* **AIM OF THE TASK**: Give the entries again exactly, every one of them.

* **INPUT RECORDS**:
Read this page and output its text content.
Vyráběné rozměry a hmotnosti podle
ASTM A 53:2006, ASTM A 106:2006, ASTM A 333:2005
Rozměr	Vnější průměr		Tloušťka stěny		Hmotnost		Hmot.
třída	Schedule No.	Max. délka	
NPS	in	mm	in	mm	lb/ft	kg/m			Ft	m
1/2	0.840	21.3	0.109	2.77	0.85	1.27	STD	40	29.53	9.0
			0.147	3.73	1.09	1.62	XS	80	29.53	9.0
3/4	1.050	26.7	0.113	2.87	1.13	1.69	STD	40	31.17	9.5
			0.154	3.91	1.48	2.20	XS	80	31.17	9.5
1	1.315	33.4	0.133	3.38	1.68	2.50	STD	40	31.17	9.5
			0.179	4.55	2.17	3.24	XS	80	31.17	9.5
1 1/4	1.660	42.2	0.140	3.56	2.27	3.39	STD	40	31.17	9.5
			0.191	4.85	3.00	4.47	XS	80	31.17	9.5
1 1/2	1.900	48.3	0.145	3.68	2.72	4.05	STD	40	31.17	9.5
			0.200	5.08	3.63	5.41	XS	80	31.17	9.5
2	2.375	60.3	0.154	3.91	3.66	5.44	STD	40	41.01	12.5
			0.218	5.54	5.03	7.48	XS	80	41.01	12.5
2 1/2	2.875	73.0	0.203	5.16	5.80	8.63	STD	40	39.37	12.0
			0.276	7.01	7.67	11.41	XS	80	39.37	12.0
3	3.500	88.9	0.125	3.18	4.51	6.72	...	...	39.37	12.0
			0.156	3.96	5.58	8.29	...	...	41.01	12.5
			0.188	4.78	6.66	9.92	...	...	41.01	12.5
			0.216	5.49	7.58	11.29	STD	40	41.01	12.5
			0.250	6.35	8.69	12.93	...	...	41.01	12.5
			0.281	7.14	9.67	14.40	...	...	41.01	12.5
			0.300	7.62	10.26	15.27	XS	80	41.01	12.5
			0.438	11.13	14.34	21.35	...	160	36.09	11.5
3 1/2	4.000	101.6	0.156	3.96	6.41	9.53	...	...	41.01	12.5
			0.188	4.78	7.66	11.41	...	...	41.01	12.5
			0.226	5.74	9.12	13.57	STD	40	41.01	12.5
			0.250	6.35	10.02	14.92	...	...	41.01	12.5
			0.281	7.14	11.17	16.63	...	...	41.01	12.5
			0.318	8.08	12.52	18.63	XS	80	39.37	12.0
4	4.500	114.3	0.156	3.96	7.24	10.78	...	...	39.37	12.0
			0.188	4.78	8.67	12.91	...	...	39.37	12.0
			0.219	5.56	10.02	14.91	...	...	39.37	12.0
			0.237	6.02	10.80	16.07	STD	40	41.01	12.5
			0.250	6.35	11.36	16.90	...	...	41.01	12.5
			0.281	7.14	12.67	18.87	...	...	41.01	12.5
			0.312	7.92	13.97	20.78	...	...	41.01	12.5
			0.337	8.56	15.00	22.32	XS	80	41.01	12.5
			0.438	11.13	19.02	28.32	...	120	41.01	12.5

* **CORRECT OUTPUT**:
Read this page and output its text content.
Vyráběné rozměry a hmotnosti podle
ASTM A 53:2006, ASTM A 106:2006, ASTM A 333:2005
Rozměr	Vnější průměr		Tloušťka stěny		Hmotnost		Hmot.
třída	Schedule No.	Max. délka	
NPS	in	mm	in	mm	lb/ft	kg/m			Ft	m
1/2	0.840	21.3	0.109	2.77	0.85	1.27	STD	40	29.53	9.0
			0.147	3.73	1.09	1.62	XS	80	29.53	9.0
3/4	1.050	26.7	0.113	2.87	1.13	1.69	STD	40	31.17	9.5
			0.154	3.91	1.48	2.20	XS	80	31.17	9.5
1	1.315	33.4	0.133	3.38	1.68	2.50	STD	40	31.17	9.5
			0.179	4.55	2.17	3.24	XS	80	31.17	9.5
1 1/4	1.660	42.2	0.140	3.56	2.27	3.39	STD	40	31.17	9.5
			0.191	4.85	3.00	4.47	XS	80	31.17	9.5
1 1/2	1.900	48.3	0.145	3.68	2.72	4.05	STD	40	31.17	9.5
			0.200	5.08	3.63	5.41	XS	80	31.17	9.5
2	2.375	60.3	0.154	3.91	3.66	5.44	STD	40	41.01	12.5
			0.218	5.54	5.03	7.48	XS	80	41.01	12.5
2 1/2	2.875	73.0	0.203	5.16	5.80	8.63	STD	40	39.37	12.0
			0.276	7.01	7.67	11.41	XS	80	39.37	12.0
3	3.500	88.9	0.125	3.18	4.51	6.72	...	...	39.37	12.0
			0.156	3.96	5.58	8.29	...	...	41.01	12.5
			0.188	4.78	6.66	9.92	...	...	41.01	12.5
			0.216	5.49	7.58	11.29	STD	40	41.01	12.5
			0.250	6.35	8.69	12.93	...	...	41.01	12.5
			0.281	7.14	9.67	14.40	...	...	41.01	12.5
			0.300	7.62	10.26	15.27	XS	80	41.01	12.5
			0.438	11.13	14.34	21.35	...	160	36.09	11.5
3 1/2	4.000	101.6	0.156	3.96	6.41	9.53	...	...	41.01	12.5
			0.188	4.78	7.66	11.41	...	...	41.01	12.5
			0.226	5.74	9.12	13.57	STD	40	41.01	12.5
			0.250	6.35	10.02	14.92	...	...	41.01	12.5
			0.281	7.14	11.17	16.63	...	...	41.01	12.5
			0.318	8.08	12.52	18.63	XS	80	39.37	12.0
4	4.500	114.3	0.156	3.96	7.24	10.78	...	...	39.37	12.0
			0.188	4.78	8.67	12.91	...	...	39.37	12.0
			0.219	5.56	10.02	14.91	...	...	39.37	12.0
			0.237	6.02	10.80	16.07	STD	40	41.01	12.5
			0.250	6.35	11.36	16.90	...	...	41.01	12.5
			0.281	7.14	12.67	18.87	...	...	41.01	12.5
			0.312	7.92	13.97	20.78	...	...	41.01	12.5
			0.337	8.56	15.00	22.32	XS	80	41.01	12.5
			0.438	11.13	19.02	28.32	...	120	41.01	12.5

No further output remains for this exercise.